Spatial annotation entries:
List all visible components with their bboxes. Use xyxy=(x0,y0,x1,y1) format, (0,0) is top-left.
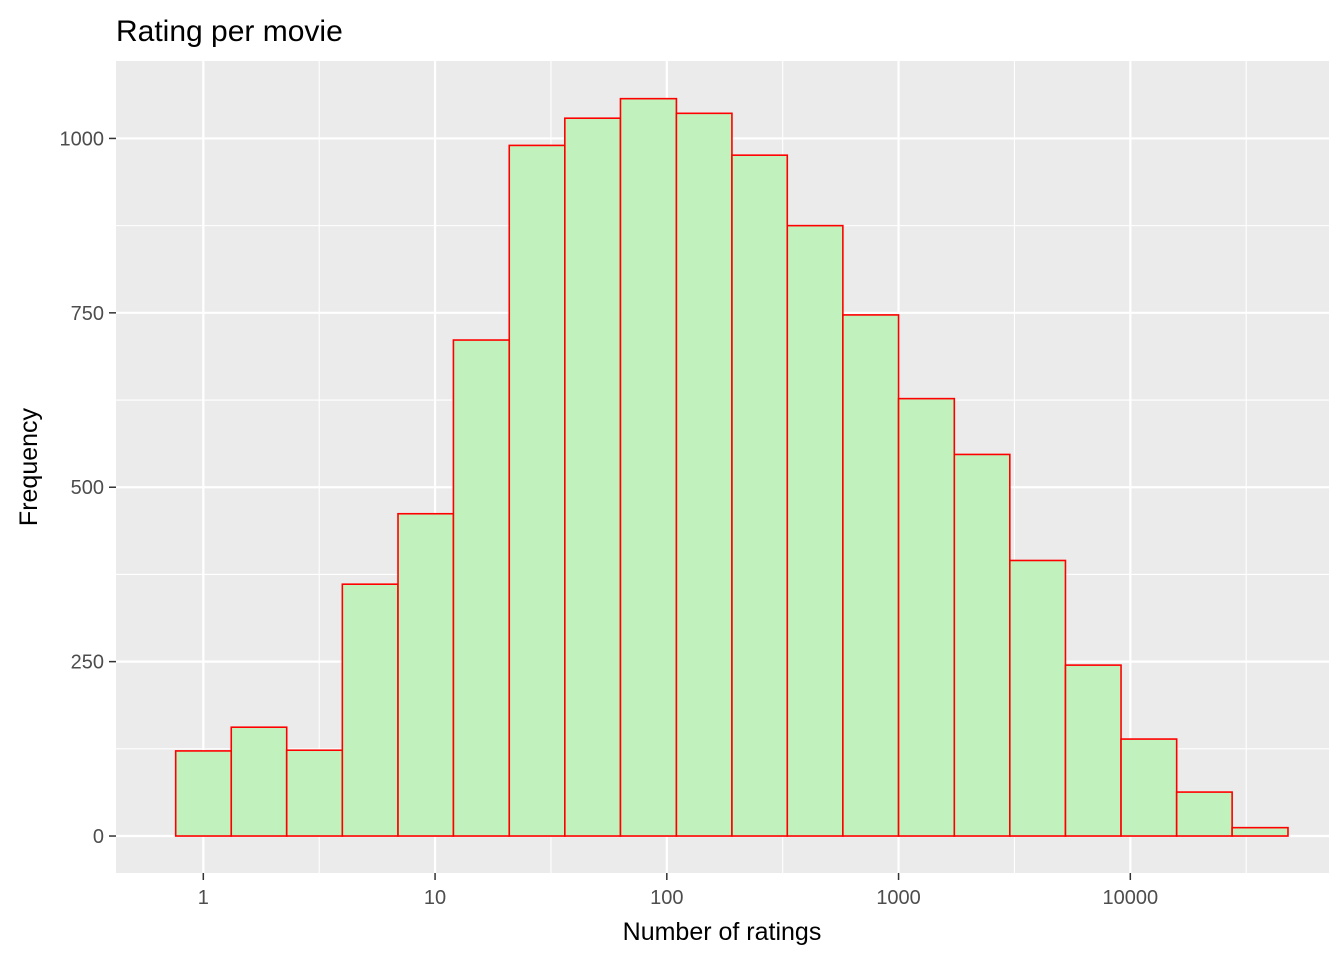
histogram-bar xyxy=(397,512,455,837)
y-tick-label: 750 xyxy=(71,303,104,325)
histogram-bar xyxy=(341,583,399,837)
histogram-bar xyxy=(1009,559,1067,837)
x-axis-ticks: 1 10 100 1000 10000 xyxy=(198,873,1158,909)
histogram-bar xyxy=(842,314,900,837)
y-axis-title: Frequency xyxy=(15,407,43,526)
histogram-bar xyxy=(285,749,344,837)
histogram-bars xyxy=(174,97,1289,837)
histogram-bar xyxy=(897,397,956,837)
histogram-bar xyxy=(1231,826,1289,837)
x-axis-title: Number of ratings xyxy=(623,918,822,946)
y-tick-label: 1000 xyxy=(60,128,105,150)
histogram-bar xyxy=(564,117,622,837)
histogram-bar xyxy=(508,144,566,837)
histogram-bar xyxy=(174,750,233,837)
x-tick-label: 1 xyxy=(198,887,209,909)
histogram-bar xyxy=(452,339,511,837)
y-tick-label: 250 xyxy=(71,652,104,674)
histogram-bar xyxy=(230,726,288,837)
histogram-bar xyxy=(1064,664,1122,837)
x-tick-label: 10000 xyxy=(1103,887,1159,909)
histogram-bar xyxy=(953,453,1011,837)
histogram-bar xyxy=(1120,738,1178,837)
histogram-bar xyxy=(731,154,789,837)
y-tick-label: 0 xyxy=(93,826,104,848)
histogram-bar xyxy=(1175,791,1233,837)
histogram-bar xyxy=(675,112,733,837)
x-tick-label: 1000 xyxy=(876,887,921,909)
chart-title: Rating per movie xyxy=(116,15,343,48)
x-tick-label: 100 xyxy=(650,887,683,909)
y-axis-ticks: 0 250 500 750 1000 xyxy=(60,128,116,848)
y-tick-label: 500 xyxy=(71,477,104,499)
histogram-bar xyxy=(786,224,844,837)
histogram-bar xyxy=(619,97,678,837)
x-tick-label: 10 xyxy=(424,887,446,909)
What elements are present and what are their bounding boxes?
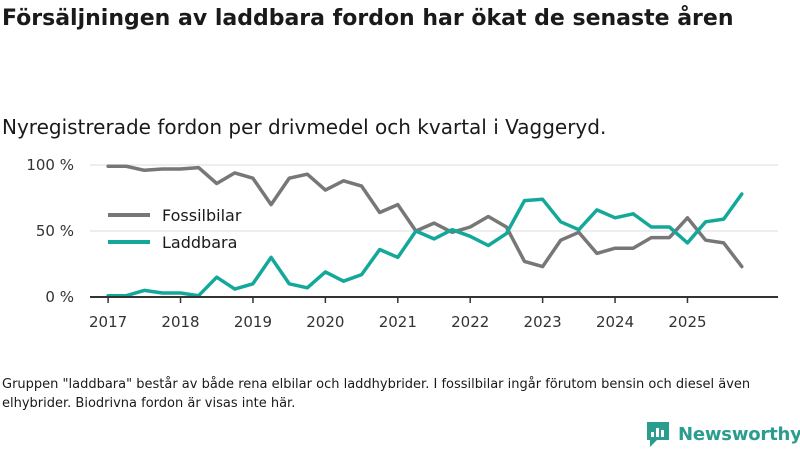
chart-title: Försäljningen av laddbara fordon har öka… [2,6,734,31]
brand-name: Newsworthy [678,423,800,445]
legend-label: Laddbara [162,233,237,252]
x-tick-label: 2021 [379,313,417,331]
y-axis-ticks: 0 % 50 % 100 % [26,156,74,306]
legend: Fossilbilar Laddbara [108,206,242,252]
x-tick-label: 2018 [161,313,199,331]
legend-label: Fossilbilar [162,206,242,225]
x-tick-label: 2017 [89,313,127,331]
y-tick-label: 100 % [26,156,74,174]
series-line-fossilbilar [106,164,744,269]
y-tick-label: 0 % [45,288,74,306]
x-tick-label: 2020 [306,313,344,331]
x-axis-ticks: 2017 2018 2019 2020 2021 2022 2023 2024 2025 [89,297,707,331]
x-tick-label: 2024 [596,313,634,331]
line-chart: 0 % 50 % 100 % 2017 2018 2019 2020 2021 2022 202… [26,156,778,331]
brand-logo: Newsworthy [645,420,800,448]
footnote: Gruppen "laddbara" består av både rena e… [2,377,751,411]
series-line-laddbara [106,192,744,298]
chart-subtitle: Nyregistrerade fordon per drivmedel och … [2,115,607,139]
x-tick-label: 2022 [451,313,489,331]
x-tick-label: 2025 [668,313,706,331]
x-tick-label: 2023 [524,313,562,331]
newsworthy-logo-icon [647,422,669,447]
series-lines [106,164,744,298]
y-tick-label: 50 % [36,222,74,240]
x-tick-label: 2019 [234,313,272,331]
grid-lines [90,164,778,232]
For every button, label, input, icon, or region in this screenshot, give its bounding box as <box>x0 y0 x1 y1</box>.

▶ [SHORT PROBLEM] Render each line of the items above as one string in a JSON list, skipping blank lines. Omit the pictures from your answer.

▶ [REPLY]
[
  "List all visible components with their bboxes. Use xyxy=(x0,y0,x1,y1) format, (0,0) is top-left.",
  "histogram-bar xyxy=(397,512,455,837)",
  "y-tick-label: 750 xyxy=(71,303,104,325)",
  "histogram-bar xyxy=(341,583,399,837)",
  "histogram-bar xyxy=(1009,559,1067,837)",
  "x-axis-ticks: 1 10 100 1000 10000 xyxy=(198,873,1158,909)",
  "histogram-bar xyxy=(842,314,900,837)",
  "y-axis-title: Frequency xyxy=(15,407,43,526)",
  "histogram-bar xyxy=(285,749,344,837)",
  "histogram-bars xyxy=(174,97,1289,837)",
  "histogram-bar xyxy=(897,397,956,837)",
  "histogram-bar xyxy=(1231,826,1289,837)",
  "x-axis-title: Number of ratings xyxy=(623,918,822,946)",
  "y-tick-label: 1000 xyxy=(60,128,105,150)",
  "histogram-bar xyxy=(564,117,622,837)",
  "histogram-bar xyxy=(508,144,566,837)",
  "histogram-bar xyxy=(174,750,233,837)",
  "x-tick-label: 1 xyxy=(198,887,209,909)",
  "histogram-bar xyxy=(452,339,511,837)",
  "y-tick-label: 250 xyxy=(71,652,104,674)",
  "histogram-bar xyxy=(230,726,288,837)",
  "histogram-bar xyxy=(1064,664,1122,837)",
  "x-tick-label: 10000 xyxy=(1103,887,1159,909)",
  "histogram-bar xyxy=(953,453,1011,837)",
  "histogram-bar xyxy=(1120,738,1178,837)",
  "histogram-bar xyxy=(731,154,789,837)",
  "y-tick-label: 0 xyxy=(93,826,104,848)",
  "histogram-bar xyxy=(1175,791,1233,837)",
  "histogram-bar xyxy=(675,112,733,837)",
  "x-tick-label: 1000 xyxy=(876,887,921,909)",
  "chart-title: Rating per movie xyxy=(116,15,343,48)",
  "x-tick-label: 100 xyxy=(650,887,683,909)",
  "y-axis-ticks: 0 250 500 750 1000 xyxy=(60,128,116,848)",
  "y-tick-label: 500 xyxy=(71,477,104,499)",
  "histogram-bar xyxy=(786,224,844,837)",
  "histogram-bar xyxy=(619,97,678,837)",
  "x-tick-label: 10 xyxy=(424,887,446,909)",
  "What elements are present and what are their bounding boxes?",
  "chart-title: Försäljningen av laddbara fordon har öka… [2,6,734,31]",
  "brand-name: Newsworthy [678,423,800,445]",
  "legend-label: Laddbara [162,233,237,252]",
  "x-tick-label: 2021 [379,313,417,331]",
  "y-axis-ticks: 0 % 50 % 100 % [26,156,74,306]",
  "legend: Fossilbilar Laddbara [108,206,242,252]",
  "x-tick-label: 2018 [161,313,199,331]",
  "legend-label: Fossilbilar [162,206,242,225]",
  "x-tick-label: 2017 [89,313,127,331]",
  "y-tick-label: 100 % [26,156,74,174]",
  "series-line-fossilbilar [106,164,744,269]",
  "y-tick-label: 0 % [45,288,74,306]",
  "x-tick-label: 2020 [306,313,344,331]",
  "x-axis-ticks: 2017 2018 2019 2020 2021 2022 2023 2024 2025 [89,297,707,331]",
  "x-tick-label: 2024 [596,313,634,331]",
  "line-chart: 0 % 50 % 100 % 2017 2018 2019 2020 2021 2022 202… [26,156,778,331]",
  "brand-logo: Newsworthy [645,420,800,448]",
  "footnote: Gruppen \"laddbara\" består av både rena e… [2,377,751,411]",
  "series-line-laddbara [106,192,744,298]",
  "chart-subtitle: Nyregistrerade fordon per drivmedel och … [2,115,607,139]",
  "x-tick-label: 2022 [451,313,489,331]",
  "x-tick-label: 2025 [668,313,706,331]",
  "x-tick-label: 2023 [524,313,562,331]",
  "newsworthy-logo-icon [647,422,669,447]",
  "series-lines [106,164,744,298]",
  "y-tick-label: 50 % [36,222,74,240]",
  "x-tick-label: 2019 [234,313,272,331]",
  "grid-lines [90,164,778,232]",
  "For every button, label, input, icon, or region in this screenshot, give its bounding box as <box>x0 y0 x1 y1</box>."
]